[STATED PROBLEM]
Search the material for the string "Resume", then report how many lines hold it, with no other text.

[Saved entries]

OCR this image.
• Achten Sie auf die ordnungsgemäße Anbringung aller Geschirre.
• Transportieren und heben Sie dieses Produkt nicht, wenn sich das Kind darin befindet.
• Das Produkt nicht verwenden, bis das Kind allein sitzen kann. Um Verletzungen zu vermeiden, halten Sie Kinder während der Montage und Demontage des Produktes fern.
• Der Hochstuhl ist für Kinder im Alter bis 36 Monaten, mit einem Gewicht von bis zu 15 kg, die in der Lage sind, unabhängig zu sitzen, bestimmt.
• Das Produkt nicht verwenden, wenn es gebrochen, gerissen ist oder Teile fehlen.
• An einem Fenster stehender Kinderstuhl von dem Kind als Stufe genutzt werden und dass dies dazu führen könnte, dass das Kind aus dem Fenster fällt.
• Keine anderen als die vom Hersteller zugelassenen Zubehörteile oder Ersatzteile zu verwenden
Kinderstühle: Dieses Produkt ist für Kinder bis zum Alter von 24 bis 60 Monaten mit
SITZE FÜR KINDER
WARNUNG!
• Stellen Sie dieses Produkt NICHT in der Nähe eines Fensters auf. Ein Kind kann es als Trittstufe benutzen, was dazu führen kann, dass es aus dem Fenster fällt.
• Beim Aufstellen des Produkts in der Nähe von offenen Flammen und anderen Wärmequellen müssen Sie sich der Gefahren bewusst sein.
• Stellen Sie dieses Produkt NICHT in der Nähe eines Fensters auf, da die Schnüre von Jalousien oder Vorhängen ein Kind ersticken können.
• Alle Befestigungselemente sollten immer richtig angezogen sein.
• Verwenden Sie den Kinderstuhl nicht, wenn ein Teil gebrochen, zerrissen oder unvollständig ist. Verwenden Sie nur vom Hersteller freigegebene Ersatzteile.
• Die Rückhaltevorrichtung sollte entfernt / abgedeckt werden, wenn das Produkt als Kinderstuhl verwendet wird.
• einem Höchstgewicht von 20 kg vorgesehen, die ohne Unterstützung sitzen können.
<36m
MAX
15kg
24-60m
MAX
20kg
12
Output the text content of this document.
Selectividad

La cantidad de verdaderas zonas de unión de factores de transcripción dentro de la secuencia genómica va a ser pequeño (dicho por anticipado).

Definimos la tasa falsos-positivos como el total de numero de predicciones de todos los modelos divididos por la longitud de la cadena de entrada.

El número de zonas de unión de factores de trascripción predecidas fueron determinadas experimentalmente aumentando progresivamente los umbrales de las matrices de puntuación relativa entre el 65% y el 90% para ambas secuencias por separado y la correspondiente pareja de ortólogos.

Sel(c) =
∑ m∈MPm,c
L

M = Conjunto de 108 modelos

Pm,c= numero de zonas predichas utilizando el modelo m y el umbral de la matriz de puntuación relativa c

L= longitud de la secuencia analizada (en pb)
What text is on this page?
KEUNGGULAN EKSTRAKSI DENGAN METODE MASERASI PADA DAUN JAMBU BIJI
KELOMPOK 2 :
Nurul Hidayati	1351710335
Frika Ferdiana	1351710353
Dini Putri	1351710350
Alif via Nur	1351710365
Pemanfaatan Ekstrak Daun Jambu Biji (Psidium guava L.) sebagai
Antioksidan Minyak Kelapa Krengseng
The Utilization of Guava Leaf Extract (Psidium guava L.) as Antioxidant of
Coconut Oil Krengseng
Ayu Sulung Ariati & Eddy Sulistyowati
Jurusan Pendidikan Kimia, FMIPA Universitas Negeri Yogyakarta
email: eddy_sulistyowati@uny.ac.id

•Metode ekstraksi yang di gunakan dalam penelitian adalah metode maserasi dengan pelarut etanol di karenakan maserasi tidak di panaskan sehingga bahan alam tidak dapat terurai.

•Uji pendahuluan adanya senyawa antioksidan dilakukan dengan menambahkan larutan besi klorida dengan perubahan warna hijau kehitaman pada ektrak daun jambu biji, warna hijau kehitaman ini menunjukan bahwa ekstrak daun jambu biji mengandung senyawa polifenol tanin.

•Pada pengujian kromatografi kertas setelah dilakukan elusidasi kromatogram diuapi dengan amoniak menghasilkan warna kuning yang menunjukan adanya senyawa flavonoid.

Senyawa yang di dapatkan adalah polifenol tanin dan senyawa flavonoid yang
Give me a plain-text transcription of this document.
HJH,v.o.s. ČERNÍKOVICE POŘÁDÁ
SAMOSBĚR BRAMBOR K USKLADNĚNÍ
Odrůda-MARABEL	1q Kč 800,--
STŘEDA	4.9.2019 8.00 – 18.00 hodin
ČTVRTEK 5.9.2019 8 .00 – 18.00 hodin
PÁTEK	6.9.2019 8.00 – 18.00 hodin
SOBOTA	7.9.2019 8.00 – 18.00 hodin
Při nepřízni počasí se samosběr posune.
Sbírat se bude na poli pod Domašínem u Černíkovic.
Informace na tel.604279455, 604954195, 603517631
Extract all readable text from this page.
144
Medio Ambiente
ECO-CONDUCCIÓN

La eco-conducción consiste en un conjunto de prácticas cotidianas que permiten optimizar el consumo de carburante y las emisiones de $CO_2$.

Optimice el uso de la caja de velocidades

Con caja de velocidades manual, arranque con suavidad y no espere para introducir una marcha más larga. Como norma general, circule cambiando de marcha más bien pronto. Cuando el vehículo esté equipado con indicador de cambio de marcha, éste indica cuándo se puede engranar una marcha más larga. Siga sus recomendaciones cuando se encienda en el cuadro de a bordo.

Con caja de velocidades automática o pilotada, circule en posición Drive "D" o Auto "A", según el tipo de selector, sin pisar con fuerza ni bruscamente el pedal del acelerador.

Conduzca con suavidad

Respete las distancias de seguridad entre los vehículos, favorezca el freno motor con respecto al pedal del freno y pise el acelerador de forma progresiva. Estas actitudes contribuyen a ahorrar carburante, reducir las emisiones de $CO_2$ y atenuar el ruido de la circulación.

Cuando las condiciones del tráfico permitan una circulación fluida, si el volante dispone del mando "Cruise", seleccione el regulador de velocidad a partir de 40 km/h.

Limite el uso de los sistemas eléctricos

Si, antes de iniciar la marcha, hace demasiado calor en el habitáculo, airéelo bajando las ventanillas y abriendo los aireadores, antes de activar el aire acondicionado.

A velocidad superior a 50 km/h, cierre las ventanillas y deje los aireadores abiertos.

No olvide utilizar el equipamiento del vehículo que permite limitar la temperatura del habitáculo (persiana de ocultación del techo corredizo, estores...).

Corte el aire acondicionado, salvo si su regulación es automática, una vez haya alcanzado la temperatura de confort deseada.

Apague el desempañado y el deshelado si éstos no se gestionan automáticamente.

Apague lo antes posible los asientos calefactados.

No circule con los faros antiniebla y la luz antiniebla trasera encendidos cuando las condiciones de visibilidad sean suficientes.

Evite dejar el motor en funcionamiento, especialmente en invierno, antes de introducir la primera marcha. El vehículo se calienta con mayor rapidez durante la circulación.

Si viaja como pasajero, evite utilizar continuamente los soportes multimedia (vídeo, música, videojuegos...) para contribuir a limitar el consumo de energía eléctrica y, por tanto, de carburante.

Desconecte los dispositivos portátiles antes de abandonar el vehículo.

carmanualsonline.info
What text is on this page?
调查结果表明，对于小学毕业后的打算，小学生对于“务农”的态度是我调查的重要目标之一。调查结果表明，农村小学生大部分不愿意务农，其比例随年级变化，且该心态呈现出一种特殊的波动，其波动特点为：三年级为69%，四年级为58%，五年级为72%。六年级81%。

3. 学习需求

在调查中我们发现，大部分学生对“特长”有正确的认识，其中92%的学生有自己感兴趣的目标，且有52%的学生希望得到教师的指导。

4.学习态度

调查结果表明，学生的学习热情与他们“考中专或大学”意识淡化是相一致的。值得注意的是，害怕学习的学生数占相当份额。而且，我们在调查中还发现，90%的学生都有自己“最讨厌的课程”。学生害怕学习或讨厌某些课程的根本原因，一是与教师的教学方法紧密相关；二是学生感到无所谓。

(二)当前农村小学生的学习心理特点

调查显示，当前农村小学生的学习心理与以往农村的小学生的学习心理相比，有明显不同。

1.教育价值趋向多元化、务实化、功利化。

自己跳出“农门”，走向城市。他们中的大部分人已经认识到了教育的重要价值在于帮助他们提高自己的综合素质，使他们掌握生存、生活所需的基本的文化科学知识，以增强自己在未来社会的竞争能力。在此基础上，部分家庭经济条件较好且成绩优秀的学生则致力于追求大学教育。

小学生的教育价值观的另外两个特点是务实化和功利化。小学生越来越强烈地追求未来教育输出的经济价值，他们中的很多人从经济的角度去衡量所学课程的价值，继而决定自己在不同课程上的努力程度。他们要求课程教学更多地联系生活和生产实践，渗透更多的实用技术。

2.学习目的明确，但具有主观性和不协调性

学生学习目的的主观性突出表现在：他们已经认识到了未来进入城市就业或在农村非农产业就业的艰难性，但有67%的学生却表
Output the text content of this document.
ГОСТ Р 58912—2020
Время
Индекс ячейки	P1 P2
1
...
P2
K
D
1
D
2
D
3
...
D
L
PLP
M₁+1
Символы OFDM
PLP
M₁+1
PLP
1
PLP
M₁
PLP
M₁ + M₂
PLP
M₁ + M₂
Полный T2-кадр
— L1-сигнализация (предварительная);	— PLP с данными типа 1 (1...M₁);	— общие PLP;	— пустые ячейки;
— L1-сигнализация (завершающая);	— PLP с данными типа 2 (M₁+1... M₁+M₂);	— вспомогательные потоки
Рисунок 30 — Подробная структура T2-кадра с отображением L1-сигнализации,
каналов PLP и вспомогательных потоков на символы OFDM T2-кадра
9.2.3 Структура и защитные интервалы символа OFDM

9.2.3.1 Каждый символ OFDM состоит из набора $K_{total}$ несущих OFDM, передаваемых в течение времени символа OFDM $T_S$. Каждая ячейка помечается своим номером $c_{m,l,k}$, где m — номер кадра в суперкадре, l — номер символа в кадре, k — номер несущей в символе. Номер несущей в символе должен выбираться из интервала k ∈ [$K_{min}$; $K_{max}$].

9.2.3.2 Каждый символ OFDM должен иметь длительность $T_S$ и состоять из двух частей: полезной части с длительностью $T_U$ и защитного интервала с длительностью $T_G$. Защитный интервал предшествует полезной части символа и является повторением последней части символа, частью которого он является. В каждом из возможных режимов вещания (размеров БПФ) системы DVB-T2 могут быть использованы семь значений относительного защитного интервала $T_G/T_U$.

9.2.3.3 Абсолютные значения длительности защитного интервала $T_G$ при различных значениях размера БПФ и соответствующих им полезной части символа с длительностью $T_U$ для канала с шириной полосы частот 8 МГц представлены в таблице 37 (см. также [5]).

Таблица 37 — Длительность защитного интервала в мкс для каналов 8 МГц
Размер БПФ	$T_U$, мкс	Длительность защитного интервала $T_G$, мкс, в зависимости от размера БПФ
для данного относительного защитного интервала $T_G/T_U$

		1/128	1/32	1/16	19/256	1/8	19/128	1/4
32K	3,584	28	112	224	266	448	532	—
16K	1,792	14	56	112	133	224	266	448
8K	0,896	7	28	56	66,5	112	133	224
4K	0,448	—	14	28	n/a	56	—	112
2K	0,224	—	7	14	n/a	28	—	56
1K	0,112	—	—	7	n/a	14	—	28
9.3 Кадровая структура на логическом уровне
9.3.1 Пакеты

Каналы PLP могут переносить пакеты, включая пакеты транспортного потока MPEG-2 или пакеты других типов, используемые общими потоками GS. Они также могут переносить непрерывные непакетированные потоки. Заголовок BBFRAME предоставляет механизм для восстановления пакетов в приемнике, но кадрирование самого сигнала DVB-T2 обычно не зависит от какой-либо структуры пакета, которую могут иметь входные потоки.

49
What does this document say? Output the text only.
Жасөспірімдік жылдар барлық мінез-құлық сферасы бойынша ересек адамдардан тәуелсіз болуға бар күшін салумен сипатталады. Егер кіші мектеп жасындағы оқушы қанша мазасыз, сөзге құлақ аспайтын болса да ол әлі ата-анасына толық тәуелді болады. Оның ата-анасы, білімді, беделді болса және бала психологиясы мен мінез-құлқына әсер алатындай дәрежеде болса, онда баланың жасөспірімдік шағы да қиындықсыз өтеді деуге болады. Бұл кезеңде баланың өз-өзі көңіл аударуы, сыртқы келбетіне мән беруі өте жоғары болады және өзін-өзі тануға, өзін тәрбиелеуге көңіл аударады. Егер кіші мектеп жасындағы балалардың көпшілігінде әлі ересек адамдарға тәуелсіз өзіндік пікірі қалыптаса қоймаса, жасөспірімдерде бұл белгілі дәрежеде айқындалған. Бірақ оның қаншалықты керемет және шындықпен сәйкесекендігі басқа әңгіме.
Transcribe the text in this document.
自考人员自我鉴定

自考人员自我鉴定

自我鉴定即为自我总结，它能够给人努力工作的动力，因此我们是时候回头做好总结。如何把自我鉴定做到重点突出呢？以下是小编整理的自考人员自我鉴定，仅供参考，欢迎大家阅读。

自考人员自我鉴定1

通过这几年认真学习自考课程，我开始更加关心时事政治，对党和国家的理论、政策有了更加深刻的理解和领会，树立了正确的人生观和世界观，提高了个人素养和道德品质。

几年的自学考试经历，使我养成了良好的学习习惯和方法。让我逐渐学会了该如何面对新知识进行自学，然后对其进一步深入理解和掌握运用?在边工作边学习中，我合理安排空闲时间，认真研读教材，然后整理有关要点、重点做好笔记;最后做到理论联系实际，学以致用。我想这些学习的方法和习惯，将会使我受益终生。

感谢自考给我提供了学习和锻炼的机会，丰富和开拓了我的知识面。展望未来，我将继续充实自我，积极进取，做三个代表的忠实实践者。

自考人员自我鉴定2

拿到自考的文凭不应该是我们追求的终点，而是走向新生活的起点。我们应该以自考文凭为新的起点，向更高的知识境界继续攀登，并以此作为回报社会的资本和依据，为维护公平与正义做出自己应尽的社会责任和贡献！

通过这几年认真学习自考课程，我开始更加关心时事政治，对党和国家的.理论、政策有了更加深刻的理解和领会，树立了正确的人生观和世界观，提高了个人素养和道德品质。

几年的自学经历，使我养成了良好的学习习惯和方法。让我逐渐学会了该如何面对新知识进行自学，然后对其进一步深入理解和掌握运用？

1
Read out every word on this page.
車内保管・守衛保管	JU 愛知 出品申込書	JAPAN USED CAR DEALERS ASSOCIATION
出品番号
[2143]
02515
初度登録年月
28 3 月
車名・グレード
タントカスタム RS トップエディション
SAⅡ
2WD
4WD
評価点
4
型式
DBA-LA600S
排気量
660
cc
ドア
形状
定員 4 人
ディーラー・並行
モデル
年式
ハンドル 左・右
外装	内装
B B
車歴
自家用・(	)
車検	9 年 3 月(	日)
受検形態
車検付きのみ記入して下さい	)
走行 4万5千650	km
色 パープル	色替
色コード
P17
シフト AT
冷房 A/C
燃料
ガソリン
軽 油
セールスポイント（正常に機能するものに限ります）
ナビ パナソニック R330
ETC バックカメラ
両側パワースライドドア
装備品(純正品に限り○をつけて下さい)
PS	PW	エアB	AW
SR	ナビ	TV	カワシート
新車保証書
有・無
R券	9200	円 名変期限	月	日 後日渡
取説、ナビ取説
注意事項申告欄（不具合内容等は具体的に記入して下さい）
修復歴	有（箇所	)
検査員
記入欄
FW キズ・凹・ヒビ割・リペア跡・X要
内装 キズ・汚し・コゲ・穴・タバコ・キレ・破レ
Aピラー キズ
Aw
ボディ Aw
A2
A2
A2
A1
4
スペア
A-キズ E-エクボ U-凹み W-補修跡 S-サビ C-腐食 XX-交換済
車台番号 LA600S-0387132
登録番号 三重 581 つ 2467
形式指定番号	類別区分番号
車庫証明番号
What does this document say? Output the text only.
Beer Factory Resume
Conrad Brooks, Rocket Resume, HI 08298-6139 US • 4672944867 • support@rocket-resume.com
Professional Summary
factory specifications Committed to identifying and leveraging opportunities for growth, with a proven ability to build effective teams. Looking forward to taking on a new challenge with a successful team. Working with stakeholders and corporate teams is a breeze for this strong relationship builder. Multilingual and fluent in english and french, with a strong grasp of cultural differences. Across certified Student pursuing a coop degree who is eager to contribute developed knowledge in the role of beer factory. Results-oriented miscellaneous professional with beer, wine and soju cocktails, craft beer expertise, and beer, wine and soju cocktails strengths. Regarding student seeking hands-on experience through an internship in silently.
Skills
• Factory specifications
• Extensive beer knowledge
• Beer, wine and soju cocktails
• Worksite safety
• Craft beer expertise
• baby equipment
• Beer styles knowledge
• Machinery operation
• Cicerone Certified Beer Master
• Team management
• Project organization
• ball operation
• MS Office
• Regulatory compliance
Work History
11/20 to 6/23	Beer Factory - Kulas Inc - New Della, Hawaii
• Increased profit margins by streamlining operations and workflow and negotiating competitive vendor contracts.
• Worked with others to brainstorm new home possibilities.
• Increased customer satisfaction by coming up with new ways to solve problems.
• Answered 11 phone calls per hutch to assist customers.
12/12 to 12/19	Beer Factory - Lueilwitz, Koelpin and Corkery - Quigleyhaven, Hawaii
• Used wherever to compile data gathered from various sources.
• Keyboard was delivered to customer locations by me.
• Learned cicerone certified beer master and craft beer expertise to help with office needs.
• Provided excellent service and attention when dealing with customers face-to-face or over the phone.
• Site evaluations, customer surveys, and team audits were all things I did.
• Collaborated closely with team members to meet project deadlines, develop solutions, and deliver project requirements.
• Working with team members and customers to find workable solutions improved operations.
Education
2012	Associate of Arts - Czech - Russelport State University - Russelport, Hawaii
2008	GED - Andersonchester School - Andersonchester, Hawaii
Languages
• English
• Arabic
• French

[RESPONSE TO THIS TASK]
2